_Short exercise_. Scan the entries below and count the lines holding the string "ADAC". Supply only the number.

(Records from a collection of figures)

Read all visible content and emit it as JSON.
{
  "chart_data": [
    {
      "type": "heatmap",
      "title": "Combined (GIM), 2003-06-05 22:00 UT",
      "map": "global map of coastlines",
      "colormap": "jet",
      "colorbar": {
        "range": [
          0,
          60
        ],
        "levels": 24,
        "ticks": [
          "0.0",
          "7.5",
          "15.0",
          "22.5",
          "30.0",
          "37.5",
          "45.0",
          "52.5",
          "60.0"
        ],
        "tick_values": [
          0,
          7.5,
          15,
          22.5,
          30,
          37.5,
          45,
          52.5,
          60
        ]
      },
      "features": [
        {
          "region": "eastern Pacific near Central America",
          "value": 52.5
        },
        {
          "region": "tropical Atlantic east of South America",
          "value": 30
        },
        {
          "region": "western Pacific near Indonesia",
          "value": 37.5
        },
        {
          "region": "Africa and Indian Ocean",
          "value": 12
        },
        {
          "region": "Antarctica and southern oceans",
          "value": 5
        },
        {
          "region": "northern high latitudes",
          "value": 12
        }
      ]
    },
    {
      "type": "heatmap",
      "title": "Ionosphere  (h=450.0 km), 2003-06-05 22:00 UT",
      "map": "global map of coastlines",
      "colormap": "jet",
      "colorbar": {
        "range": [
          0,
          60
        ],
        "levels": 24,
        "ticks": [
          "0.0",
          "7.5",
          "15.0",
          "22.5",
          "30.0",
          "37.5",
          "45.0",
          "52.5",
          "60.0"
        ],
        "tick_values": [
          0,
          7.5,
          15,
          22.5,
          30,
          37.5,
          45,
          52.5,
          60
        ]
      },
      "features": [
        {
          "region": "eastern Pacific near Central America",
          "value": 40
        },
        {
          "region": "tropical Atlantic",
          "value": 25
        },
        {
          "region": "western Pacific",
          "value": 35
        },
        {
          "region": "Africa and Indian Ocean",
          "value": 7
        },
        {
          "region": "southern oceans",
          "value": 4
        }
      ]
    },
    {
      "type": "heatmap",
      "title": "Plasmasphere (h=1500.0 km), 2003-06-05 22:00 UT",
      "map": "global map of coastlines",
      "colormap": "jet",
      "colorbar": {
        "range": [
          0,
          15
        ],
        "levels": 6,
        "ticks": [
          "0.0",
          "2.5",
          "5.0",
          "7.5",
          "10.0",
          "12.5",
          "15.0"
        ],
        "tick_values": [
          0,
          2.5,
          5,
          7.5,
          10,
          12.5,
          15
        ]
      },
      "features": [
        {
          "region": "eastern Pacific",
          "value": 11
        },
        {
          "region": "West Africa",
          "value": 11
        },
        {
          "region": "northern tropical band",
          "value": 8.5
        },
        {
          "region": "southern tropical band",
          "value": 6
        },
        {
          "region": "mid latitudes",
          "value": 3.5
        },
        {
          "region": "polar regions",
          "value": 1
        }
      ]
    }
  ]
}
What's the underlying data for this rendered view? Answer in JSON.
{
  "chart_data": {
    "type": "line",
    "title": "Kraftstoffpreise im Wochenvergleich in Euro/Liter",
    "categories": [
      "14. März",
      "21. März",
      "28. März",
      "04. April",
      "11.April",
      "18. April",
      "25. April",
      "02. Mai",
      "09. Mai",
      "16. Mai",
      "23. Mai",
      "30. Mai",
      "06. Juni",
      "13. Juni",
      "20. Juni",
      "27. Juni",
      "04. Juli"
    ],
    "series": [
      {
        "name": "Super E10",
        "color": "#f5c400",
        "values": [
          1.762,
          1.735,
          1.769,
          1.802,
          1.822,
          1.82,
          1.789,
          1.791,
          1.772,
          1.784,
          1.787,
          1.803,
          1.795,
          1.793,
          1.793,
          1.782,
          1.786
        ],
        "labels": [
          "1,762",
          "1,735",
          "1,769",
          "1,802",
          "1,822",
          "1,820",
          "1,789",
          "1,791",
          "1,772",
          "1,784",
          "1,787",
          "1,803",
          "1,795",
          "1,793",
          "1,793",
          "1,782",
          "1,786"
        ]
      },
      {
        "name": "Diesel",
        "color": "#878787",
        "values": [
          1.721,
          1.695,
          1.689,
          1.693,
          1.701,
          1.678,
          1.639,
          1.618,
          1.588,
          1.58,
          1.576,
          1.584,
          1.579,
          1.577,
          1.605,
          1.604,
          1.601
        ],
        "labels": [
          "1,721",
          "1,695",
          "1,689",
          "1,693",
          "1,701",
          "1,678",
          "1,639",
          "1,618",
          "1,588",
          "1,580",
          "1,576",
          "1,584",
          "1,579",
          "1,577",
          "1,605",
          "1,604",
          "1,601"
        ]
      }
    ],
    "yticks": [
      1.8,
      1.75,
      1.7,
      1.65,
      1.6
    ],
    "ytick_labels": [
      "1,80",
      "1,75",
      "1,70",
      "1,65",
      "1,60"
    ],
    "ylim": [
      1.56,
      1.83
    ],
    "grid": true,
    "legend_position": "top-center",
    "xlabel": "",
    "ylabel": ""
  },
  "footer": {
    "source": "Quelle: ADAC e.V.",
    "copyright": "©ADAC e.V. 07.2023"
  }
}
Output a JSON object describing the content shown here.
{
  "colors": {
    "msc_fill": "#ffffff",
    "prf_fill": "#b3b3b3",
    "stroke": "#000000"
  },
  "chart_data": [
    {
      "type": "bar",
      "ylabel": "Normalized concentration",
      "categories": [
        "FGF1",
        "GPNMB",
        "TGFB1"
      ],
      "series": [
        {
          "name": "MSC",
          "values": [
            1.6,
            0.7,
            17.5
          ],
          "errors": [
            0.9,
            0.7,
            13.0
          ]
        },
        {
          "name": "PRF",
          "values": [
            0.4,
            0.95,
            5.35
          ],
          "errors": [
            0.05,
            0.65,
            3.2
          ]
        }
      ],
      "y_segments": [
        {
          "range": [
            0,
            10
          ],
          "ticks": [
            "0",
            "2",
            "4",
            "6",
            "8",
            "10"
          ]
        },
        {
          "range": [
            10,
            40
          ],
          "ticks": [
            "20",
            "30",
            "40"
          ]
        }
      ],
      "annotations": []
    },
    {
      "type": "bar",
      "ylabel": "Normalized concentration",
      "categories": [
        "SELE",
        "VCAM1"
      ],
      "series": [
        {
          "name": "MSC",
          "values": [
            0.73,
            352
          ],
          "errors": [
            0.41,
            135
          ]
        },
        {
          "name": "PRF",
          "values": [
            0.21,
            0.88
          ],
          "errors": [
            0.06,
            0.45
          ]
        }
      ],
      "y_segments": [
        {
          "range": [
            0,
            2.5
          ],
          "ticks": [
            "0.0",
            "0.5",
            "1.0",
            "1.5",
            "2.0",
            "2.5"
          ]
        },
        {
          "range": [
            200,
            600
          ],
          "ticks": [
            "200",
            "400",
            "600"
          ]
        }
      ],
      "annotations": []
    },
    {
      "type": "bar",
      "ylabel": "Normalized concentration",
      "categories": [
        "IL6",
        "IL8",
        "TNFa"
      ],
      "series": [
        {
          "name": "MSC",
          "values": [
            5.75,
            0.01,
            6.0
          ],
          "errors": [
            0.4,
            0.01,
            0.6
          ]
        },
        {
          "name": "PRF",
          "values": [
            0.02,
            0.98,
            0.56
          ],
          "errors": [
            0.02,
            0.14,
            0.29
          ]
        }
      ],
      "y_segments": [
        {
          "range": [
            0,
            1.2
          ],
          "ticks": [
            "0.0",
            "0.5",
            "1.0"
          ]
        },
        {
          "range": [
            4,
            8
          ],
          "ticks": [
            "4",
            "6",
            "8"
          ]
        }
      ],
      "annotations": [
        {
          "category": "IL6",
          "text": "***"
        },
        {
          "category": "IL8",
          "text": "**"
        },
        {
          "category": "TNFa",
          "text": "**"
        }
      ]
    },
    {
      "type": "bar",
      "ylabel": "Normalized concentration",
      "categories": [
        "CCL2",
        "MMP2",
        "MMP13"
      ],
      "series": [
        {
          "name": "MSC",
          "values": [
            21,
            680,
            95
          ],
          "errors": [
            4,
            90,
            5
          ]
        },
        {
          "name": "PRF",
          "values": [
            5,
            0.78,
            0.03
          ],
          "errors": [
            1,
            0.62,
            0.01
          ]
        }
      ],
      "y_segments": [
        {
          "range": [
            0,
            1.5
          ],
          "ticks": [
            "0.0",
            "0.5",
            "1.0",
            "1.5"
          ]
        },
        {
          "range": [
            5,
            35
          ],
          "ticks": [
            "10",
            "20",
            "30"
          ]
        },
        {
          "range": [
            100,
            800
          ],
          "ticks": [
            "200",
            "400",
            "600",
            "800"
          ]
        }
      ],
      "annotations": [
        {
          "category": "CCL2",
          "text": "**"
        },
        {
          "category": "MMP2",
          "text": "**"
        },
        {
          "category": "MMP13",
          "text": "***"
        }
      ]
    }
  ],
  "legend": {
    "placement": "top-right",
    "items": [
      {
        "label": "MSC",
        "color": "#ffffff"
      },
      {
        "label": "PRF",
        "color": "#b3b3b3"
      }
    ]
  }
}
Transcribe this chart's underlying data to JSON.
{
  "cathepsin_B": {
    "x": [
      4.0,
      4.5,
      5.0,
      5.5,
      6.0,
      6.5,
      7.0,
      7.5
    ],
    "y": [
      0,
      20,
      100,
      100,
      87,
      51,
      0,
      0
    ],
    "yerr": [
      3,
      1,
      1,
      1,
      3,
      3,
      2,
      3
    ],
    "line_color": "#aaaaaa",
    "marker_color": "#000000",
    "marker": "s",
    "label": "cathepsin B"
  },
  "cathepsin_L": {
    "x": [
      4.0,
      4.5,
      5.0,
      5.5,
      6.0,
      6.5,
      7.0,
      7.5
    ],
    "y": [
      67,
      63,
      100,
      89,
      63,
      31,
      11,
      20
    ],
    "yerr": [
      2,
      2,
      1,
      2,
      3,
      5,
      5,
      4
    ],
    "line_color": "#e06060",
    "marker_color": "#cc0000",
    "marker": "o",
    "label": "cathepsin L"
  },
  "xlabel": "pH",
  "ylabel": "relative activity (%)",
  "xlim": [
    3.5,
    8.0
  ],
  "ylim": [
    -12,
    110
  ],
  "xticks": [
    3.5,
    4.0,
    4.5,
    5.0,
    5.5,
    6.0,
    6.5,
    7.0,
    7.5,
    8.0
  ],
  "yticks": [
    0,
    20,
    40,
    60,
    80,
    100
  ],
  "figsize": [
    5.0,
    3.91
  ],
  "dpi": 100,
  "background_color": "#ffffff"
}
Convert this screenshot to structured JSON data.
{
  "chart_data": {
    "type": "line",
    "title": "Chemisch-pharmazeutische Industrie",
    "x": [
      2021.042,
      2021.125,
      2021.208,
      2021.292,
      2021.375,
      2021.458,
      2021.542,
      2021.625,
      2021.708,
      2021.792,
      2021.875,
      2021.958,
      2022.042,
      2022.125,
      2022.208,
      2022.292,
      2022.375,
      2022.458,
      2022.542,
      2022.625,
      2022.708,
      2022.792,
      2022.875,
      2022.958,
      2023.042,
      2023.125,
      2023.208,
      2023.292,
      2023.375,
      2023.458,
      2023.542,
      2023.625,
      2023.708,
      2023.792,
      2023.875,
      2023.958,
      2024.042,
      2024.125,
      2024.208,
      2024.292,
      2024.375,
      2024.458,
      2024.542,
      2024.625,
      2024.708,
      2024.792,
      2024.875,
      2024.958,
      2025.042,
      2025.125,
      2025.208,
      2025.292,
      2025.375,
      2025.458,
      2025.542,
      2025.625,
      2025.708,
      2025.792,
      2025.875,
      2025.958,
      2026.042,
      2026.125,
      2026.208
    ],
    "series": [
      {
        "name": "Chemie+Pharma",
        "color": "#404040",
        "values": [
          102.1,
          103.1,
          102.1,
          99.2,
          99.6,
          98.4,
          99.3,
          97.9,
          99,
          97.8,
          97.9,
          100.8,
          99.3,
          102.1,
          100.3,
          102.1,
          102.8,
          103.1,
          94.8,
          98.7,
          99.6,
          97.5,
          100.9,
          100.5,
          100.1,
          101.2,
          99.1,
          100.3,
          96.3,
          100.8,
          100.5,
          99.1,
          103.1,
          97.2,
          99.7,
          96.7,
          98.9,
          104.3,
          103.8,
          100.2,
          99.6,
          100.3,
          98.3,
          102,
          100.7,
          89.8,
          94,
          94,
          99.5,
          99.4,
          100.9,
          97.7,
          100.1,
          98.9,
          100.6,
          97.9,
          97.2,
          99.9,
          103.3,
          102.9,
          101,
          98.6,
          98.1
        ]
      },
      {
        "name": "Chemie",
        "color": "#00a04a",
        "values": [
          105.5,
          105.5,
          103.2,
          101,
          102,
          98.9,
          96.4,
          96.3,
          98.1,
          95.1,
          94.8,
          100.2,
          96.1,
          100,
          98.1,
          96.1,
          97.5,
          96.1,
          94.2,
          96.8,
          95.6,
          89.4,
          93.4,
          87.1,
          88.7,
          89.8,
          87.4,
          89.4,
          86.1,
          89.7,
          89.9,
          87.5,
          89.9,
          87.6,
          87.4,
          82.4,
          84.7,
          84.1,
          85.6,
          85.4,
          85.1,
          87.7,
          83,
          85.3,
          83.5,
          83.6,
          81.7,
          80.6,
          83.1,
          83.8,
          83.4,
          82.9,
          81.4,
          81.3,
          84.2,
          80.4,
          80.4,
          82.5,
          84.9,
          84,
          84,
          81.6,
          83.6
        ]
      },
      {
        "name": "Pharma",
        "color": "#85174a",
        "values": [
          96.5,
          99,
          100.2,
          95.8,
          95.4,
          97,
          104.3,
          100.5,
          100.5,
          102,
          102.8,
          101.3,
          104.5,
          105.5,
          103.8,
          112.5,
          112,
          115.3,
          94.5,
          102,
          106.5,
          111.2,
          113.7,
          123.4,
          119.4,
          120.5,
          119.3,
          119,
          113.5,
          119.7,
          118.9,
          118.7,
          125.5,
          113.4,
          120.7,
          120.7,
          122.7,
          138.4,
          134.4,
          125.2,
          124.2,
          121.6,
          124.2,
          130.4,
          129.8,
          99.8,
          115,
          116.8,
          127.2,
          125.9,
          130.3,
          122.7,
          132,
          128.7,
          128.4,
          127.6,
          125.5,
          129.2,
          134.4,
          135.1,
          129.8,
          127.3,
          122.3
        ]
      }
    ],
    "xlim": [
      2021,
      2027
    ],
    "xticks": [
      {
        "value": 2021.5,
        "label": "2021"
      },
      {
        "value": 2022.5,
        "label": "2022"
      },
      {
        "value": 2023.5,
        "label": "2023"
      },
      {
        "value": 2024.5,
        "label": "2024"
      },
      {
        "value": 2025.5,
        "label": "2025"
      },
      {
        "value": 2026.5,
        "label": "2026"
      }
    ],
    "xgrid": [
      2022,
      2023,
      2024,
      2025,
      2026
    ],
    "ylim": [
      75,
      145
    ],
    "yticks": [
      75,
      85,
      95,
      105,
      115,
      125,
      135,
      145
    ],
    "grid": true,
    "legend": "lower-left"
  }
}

_Correct response_. 2